Short task -
Gather each line of the entries below that includes "JSON".

◇ ◇ ◇

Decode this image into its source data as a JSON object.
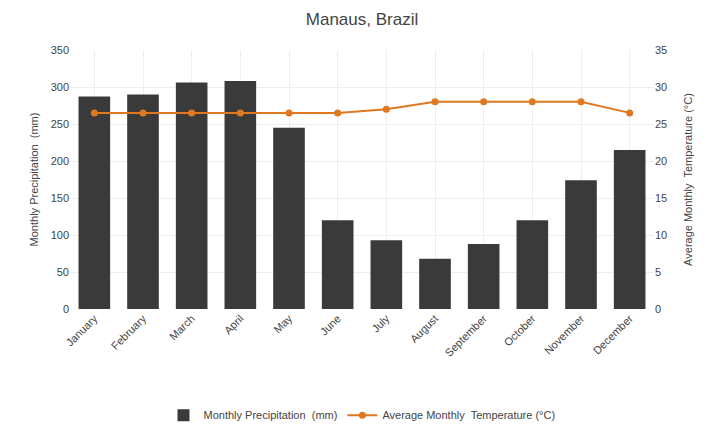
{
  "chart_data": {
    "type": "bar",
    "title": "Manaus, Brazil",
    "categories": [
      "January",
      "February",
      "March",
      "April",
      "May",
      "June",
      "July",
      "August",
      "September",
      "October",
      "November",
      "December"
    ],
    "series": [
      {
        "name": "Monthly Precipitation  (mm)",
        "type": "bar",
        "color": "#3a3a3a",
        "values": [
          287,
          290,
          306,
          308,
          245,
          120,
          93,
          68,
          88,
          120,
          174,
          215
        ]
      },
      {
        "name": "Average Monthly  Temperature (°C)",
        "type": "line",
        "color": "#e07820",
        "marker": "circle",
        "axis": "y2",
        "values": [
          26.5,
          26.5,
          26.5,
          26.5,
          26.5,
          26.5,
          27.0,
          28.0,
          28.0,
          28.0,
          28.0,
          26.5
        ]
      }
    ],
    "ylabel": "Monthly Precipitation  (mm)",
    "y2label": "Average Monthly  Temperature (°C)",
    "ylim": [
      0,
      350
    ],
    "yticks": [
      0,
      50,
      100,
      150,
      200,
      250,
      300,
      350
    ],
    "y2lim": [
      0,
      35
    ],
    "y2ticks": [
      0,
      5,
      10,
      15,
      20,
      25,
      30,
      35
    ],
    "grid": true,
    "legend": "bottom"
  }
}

◇ ◇ ◇

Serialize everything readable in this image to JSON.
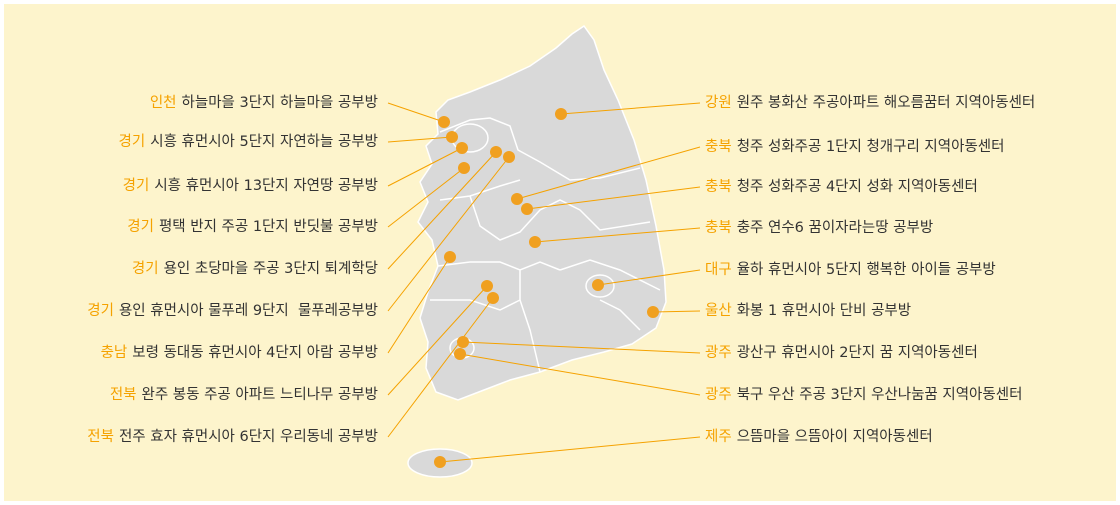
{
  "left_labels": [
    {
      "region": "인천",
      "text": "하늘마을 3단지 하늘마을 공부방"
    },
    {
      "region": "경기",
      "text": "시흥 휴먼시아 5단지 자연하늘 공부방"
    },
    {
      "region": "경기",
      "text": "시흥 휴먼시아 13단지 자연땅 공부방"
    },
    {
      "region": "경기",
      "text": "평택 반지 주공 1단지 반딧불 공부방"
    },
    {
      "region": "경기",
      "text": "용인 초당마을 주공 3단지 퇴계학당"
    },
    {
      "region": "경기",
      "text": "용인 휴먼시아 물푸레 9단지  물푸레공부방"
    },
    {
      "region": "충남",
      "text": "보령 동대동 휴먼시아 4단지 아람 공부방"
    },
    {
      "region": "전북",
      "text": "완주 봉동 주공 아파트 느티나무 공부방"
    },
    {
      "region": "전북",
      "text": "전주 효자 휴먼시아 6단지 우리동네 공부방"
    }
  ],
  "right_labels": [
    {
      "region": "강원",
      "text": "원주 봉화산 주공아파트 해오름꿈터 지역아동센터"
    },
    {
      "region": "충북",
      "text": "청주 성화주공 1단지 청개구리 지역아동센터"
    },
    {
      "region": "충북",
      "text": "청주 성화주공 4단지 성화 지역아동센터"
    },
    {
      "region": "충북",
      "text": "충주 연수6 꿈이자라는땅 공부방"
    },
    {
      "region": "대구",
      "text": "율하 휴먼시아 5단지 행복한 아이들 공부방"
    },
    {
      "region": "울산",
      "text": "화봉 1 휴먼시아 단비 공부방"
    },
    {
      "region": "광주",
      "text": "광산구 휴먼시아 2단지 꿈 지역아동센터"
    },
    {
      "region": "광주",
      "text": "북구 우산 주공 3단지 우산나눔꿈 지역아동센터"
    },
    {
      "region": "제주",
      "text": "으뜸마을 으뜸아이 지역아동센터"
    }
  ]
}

◇ ◇ ◇

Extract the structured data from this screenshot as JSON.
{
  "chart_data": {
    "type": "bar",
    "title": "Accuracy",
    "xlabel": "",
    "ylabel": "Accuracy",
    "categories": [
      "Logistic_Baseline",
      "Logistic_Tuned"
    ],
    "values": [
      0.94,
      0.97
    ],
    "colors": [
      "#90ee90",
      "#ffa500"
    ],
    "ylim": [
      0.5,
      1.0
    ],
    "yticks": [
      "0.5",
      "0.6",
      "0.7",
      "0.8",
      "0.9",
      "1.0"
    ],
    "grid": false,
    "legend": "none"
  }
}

◇ ◇ ◇

Problem solution -
Decode this image into its source data as a JSON object.
Serialize everything readable in this image to JSON.
Extract the structured data from this screenshot as JSON.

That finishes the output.